### SELECTED TEXT:
Assay of phosphatase activity
The selected samples for malathion analysis were used for studying phosphatase activity along with malathion degradation in addition to three sets of control: the first set contains malathion only, the second one contains the tested bacteria L1 only, and the third set contains the tested bacteria L2 only. The samples as well as the controls were centrifuged 10,000 × g for 15 minutes at 4°C, the harvested bacterial cells were washed three times by 10 mmol L−1 sodium carbonate/bicarbonate buffer (which was prepared by dissolving 3.5 gm of anhydrous sodium carbonate and 1.5 gm of sodium bicarbonate in one liter of distilled water, pH 10.5). The harvested, washed bacterial cells were resuspended in 5 mL of 10 mmol L−1 sodium carbonate/bicarbonate buffer and agitated for 1 minute. The cells mixed with the buffer subjected to sonication for 10 seconds ten times with 15 seconds intervals to set the phosphatase enzyme free outside the bacterial cells; then the samples were centrifuged to get rid of the cell debris. The supernatant of each sample was used to evaluate the phosphatase activity separately. The phosphatase activity was measured according to Zhou & Zhao22.

The level of serum alkaline phosphatase (ALP) was assayed by quantitative kinetic assay method using alkaline phosphatase kit (214001, Spectrum, Obour city, Cairo, Egypt) following the manufacturer’s instructions by preparing the working solution according to the number of tests required by mixing 9 volumes of buffer solution (R1) which contain 2-Amino-2-Methyl-1-Propanol (pH 10.3) and MgCl2 and 1 volume of substrate (R2) which contain p-Nitrophenylphosphate, e.g. 900 μl R1 + 100 μl R2 then a volume of 10 µl of the sample was added to 1 ml of the working solution, mixed carefully and read initial absorbance in a photometer DTN-405 Semi – automated chemistry analyzer (Austrian) at 405 nm after 1 minute and start timer simultaneously. Read again after 1, 2 and 3 minutes. Determine the mean absorbance change per minute (∆A/min).

ALP activity (U/L) = ∆A405nm/min× 5454
Where (∆A/min) is the average of the readings.


Investigation of malathion biodegradation by GC-MS
Data in Table 1, 2 showed considerable decrease in the relative abundance of malathion fragment ions after incubation with L1 and L2 strains over elapsed time. Data revealed that L2 treatment decreased the relative abundance of malathion fragment ions over L1 treatment.

Table (1):
The relative abundance of Malathion and its metabolites fragment ions in L1 treatment.

MF and MW of different fragments Relative abundance of fragment ions at different intervals (%)
24 hours 48 72 120
Control L1 L1 L1 control L1
MF: C10H19O6PS2
MW: 330.4 g/mol
42.89 30.14 15.14 3.99 23.89 0.95
MF: C10H19O7PS
MW: 314.29g/mol
22.02 11.68 8.22 3.23 42.02 0.45
MF: C10H19O6PS2
MW: 330.4g/mol
11.56 5.22 3.55 1.89 29.56 1.0
2_mercaptosuccinic acid
MW: 150.16g/mol
15.22 12.22 5.53 1.53
malathion monocarboxylic acid (MMA)

### WHAT THE TASK ASKS:
Translate this sentence from the phosphatase assay text into Spanish: "The supernatant of each sample was used to evaluate the phosphatase activity separately." Answer using only the phosphatase assay text.

### DATASET CONTENT:

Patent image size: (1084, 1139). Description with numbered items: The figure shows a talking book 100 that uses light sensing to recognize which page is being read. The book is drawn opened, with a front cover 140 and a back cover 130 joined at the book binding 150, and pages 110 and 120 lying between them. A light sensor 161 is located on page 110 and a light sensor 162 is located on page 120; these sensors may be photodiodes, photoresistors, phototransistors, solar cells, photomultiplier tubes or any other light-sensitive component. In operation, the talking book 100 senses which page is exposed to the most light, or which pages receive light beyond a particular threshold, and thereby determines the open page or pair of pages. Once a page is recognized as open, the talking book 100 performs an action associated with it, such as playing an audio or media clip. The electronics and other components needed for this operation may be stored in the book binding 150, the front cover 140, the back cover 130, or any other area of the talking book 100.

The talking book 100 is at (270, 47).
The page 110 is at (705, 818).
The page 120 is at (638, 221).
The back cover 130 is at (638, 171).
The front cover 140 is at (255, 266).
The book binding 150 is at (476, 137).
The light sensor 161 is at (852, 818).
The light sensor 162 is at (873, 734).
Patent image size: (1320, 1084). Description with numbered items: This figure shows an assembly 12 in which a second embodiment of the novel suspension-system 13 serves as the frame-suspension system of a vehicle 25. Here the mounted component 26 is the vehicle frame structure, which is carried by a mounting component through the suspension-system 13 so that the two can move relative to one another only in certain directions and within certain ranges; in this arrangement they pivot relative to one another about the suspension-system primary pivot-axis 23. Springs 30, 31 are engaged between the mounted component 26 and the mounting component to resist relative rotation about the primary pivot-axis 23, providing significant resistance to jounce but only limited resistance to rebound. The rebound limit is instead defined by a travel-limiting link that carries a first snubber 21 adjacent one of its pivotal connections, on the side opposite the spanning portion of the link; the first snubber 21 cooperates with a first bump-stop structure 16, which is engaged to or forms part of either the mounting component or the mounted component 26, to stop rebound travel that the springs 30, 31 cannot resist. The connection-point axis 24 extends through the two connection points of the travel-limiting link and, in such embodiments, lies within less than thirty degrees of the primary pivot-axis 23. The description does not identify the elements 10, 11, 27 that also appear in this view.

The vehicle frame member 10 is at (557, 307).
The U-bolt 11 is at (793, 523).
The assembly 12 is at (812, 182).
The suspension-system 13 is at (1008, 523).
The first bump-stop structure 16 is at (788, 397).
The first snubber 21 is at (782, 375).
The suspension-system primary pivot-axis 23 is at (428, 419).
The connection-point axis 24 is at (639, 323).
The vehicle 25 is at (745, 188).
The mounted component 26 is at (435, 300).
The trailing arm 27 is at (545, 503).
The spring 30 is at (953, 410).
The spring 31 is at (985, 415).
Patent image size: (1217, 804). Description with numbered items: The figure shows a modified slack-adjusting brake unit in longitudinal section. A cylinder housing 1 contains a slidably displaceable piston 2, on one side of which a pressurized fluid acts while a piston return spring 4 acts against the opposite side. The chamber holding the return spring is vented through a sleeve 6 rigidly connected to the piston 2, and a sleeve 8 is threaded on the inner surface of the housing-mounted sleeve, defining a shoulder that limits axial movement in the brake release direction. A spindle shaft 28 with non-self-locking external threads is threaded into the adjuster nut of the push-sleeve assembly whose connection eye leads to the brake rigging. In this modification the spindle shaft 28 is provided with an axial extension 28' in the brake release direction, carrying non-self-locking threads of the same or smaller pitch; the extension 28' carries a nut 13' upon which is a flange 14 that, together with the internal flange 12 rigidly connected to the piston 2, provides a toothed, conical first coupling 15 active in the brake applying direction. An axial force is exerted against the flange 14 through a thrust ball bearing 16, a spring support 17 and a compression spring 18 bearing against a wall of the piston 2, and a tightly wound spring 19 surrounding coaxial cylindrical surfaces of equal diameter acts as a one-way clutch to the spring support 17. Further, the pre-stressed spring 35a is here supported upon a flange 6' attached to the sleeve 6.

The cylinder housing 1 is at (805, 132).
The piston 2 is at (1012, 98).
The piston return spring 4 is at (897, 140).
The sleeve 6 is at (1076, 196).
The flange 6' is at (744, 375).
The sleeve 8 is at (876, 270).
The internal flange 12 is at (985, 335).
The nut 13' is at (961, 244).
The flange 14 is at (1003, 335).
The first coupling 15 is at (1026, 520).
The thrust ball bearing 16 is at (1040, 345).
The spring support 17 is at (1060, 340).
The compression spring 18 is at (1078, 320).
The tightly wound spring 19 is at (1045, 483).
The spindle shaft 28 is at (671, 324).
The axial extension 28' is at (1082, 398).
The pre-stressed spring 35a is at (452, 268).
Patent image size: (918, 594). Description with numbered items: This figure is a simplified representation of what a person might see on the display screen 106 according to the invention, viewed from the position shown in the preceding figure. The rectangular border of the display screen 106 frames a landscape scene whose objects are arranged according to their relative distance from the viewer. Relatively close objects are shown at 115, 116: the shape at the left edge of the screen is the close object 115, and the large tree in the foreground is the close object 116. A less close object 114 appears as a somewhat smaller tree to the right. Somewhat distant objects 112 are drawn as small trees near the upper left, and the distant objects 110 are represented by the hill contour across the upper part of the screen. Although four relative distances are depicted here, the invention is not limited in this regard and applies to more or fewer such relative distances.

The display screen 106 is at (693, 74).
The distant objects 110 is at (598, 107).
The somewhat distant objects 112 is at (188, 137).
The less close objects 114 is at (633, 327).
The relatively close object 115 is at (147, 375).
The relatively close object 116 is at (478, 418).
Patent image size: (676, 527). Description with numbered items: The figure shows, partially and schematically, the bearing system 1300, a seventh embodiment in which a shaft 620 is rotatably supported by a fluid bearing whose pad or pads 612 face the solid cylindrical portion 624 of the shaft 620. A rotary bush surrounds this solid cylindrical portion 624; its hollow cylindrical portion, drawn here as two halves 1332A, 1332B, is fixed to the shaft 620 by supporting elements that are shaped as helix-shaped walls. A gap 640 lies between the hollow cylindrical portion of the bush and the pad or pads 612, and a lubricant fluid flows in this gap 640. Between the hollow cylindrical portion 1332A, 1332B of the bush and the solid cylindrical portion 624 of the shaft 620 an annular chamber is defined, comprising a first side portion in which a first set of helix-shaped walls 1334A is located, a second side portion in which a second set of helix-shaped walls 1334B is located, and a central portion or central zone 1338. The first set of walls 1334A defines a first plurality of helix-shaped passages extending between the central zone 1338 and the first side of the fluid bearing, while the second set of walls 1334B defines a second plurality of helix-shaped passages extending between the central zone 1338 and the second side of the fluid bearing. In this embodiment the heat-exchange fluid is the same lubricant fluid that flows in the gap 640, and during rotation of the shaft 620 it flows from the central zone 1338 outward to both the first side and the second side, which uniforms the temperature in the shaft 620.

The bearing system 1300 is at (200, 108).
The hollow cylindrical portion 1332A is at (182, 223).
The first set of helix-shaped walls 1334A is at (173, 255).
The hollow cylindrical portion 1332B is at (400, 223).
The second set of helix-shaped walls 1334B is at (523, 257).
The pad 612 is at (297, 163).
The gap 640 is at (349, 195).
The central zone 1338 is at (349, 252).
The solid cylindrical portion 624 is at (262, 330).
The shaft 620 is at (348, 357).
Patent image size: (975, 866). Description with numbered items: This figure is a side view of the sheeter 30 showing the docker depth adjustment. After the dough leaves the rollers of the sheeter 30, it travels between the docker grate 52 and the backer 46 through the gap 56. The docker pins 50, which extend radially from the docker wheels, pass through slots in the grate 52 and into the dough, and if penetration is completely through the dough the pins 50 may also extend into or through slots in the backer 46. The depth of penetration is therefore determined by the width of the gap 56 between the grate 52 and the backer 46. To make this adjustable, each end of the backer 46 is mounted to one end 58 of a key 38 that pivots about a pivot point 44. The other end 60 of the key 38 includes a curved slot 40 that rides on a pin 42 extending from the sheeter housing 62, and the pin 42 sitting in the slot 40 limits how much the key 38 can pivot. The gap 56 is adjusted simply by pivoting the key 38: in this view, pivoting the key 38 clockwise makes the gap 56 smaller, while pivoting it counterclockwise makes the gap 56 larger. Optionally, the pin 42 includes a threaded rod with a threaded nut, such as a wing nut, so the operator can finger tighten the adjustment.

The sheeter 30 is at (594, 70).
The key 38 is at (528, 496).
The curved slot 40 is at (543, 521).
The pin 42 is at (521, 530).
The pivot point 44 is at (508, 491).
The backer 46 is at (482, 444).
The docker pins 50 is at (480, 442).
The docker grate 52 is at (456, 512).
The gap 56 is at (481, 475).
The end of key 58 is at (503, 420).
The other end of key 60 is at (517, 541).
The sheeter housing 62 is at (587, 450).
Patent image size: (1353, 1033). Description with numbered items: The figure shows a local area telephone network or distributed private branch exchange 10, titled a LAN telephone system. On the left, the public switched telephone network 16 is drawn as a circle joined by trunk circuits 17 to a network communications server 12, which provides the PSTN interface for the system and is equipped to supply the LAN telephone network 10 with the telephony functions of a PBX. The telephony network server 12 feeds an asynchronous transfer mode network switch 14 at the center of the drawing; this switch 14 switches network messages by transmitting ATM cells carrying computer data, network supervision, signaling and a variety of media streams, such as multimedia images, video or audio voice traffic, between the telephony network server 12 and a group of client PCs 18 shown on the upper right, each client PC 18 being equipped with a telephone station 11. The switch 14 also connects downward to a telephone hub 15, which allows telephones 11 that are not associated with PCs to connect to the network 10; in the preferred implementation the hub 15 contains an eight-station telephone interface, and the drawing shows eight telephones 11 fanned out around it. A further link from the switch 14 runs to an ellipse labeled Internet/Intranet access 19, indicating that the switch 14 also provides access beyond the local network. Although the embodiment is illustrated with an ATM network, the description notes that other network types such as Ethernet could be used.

### ANSWER FOR THE TASK:
El sobrenadante de cada muestra se utilizó para evaluar la actividad de la fosfatasa por separado.